-- STATED GOAL --
Count every line of the listing where the string "name" occurs, and reply with the count alone.

-- RECORDS FOR PROCESSING --

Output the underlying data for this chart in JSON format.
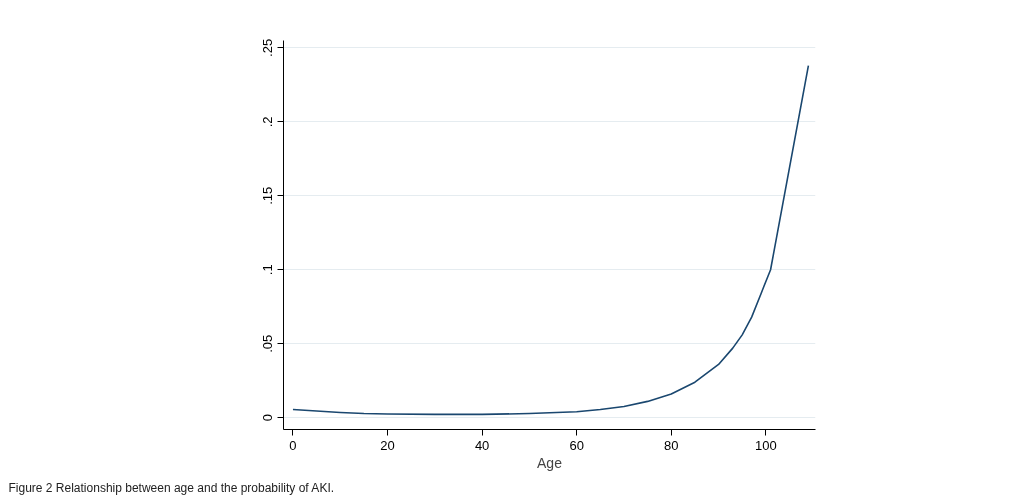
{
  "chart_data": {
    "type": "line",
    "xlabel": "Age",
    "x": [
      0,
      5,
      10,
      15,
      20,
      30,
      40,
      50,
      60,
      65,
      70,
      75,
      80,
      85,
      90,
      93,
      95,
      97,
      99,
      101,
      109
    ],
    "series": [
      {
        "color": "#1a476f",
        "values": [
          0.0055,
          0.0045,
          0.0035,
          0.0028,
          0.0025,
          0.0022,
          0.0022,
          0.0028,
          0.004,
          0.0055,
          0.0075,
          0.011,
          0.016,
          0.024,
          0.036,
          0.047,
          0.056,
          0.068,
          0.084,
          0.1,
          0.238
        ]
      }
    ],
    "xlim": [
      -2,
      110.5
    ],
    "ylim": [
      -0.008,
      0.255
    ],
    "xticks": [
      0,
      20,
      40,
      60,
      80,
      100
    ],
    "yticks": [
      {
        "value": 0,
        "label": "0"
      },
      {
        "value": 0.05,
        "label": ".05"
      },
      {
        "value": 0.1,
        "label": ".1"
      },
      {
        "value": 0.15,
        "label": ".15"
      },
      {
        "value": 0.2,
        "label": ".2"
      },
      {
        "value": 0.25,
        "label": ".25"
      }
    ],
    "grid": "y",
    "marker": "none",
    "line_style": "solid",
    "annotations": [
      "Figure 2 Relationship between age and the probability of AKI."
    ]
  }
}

==

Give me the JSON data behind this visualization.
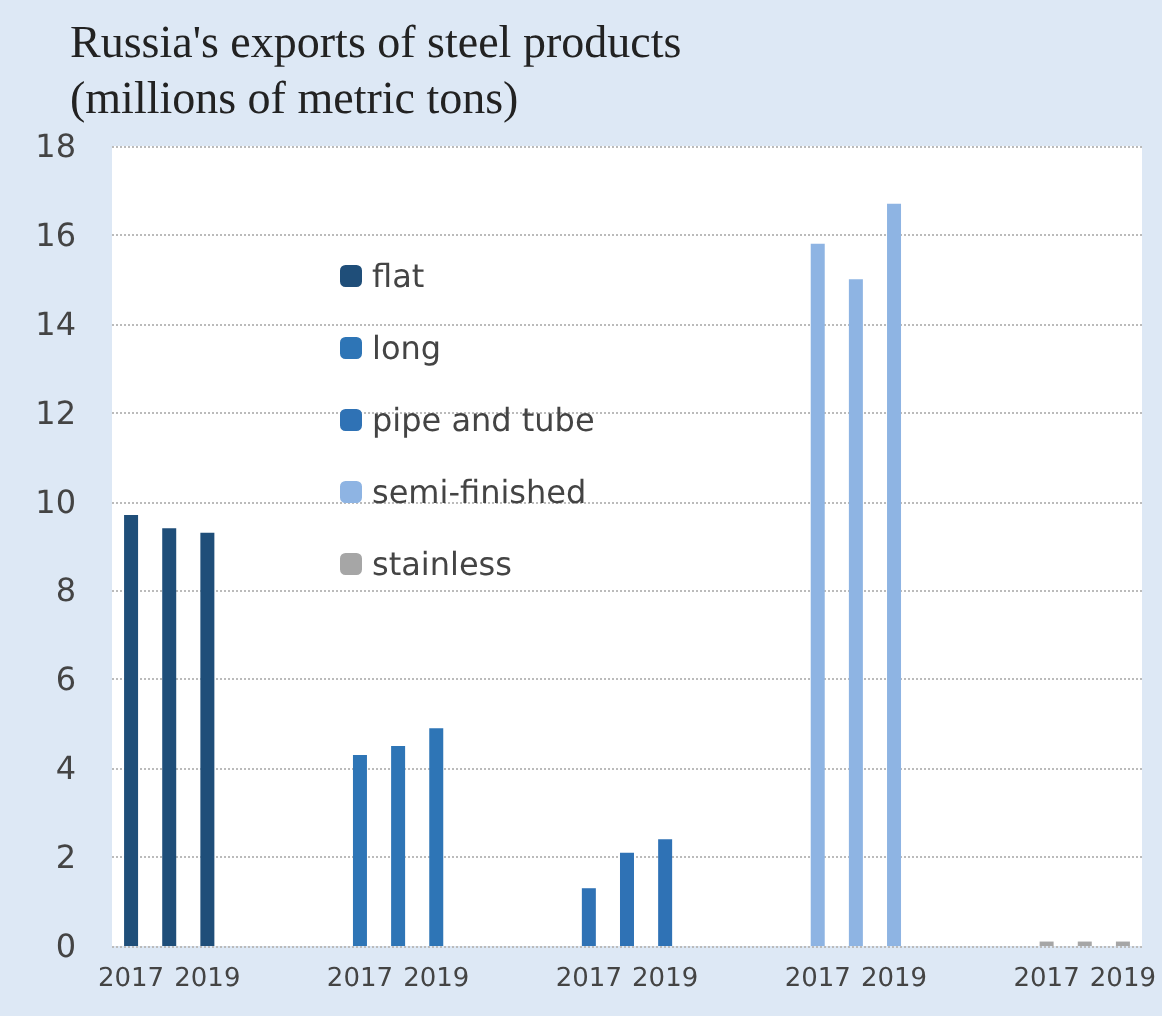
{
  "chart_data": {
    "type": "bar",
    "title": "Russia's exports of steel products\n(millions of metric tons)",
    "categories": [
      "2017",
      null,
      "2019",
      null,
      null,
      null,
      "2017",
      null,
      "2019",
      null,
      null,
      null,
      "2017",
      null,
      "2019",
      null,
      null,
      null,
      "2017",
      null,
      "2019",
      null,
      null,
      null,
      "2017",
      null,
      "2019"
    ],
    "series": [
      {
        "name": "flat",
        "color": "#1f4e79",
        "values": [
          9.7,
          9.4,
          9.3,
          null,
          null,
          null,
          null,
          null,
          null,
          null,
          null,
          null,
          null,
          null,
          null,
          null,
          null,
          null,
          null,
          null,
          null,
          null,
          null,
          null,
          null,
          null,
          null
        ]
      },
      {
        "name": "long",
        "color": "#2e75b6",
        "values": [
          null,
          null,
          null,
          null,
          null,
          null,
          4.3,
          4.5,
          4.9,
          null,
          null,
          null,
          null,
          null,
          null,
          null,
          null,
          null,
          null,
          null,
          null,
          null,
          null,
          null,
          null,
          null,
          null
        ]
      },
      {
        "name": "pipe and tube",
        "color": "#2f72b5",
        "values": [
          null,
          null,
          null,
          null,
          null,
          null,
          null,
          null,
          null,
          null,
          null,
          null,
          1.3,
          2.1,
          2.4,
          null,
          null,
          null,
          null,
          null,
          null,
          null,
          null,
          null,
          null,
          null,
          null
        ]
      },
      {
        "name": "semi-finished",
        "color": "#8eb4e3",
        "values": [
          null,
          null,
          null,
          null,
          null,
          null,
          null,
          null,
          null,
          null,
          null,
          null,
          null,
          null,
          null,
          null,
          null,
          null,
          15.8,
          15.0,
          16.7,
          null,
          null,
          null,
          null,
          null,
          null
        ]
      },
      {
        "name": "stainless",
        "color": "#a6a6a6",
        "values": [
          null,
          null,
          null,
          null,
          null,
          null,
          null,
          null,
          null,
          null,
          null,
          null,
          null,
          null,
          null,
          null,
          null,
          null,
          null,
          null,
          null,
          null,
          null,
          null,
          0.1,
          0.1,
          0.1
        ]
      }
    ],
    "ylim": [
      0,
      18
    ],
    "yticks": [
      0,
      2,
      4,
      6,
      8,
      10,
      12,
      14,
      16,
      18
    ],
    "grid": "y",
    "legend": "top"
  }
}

-- REPLY --
5